WHAT YOU NEED TO DO: Repeat the listing in full, word for word.

[Items listed in a dataset]
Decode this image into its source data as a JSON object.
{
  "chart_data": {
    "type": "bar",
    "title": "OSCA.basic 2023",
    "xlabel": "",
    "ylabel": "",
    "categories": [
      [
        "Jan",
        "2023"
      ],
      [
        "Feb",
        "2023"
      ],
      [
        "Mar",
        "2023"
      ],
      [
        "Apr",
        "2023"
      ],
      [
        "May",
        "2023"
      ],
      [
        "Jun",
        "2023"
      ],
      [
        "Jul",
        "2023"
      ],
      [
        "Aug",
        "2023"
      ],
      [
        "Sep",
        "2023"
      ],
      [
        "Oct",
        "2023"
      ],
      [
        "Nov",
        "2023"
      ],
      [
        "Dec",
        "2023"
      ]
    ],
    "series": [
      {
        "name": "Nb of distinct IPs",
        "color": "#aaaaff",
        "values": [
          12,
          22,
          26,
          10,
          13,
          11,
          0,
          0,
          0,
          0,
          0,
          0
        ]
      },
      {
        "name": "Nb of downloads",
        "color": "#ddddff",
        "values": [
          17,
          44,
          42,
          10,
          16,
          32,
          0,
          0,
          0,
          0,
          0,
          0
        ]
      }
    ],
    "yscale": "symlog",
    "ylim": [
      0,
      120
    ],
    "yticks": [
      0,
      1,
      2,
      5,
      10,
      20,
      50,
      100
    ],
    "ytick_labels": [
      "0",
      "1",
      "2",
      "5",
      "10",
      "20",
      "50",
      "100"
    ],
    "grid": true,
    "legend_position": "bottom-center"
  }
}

ANSWER TO THIS TASK:
Decode this image into its source data as a JSON object.
{
  "chart_data": {
    "type": "bar",
    "title": "OSCA.basic 2023",
    "xlabel": "",
    "ylabel": "",
    "categories": [
      [
        "Jan",
        "2023"
      ],
      [
        "Feb",
        "2023"
      ],
      [
        "Mar",
        "2023"
      ],
      [
        "Apr",
        "2023"
      ],
      [
        "May",
        "2023"
      ],
      [
        "Jun",
        "2023"
      ],
      [
        "Jul",
        "2023"
      ],
      [
        "Aug",
        "2023"
      ],
      [
        "Sep",
        "2023"
      ],
      [
        "Oct",
        "2023"
      ],
      [
        "Nov",
        "2023"
      ],
      [
        "Dec",
        "2023"
      ]
    ],
    "series": [
      {
        "name": "Nb of distinct IPs",
        "color": "#aaaaff",
        "values": [
          12,
          22,
          26,
          10,
          13,
          11,
          0,
          0,
          0,
          0,
          0,
          0
        ]
      },
      {
        "name": "Nb of downloads",
        "color": "#ddddff",
        "values": [
          17,
          44,
          42,
          10,
          16,
          32,
          0,
          0,
          0,
          0,
          0,
          0
        ]
      }
    ],
    "yscale": "symlog",
    "ylim": [
      0,
      120
    ],
    "yticks": [
      0,
      1,
      2,
      5,
      10,
      20,
      50,
      100
    ],
    "ytick_labels": [
      "0",
      "1",
      "2",
      "5",
      "10",
      "20",
      "50",
      "100"
    ],
    "grid": true,
    "legend_position": "bottom-center"
  }
}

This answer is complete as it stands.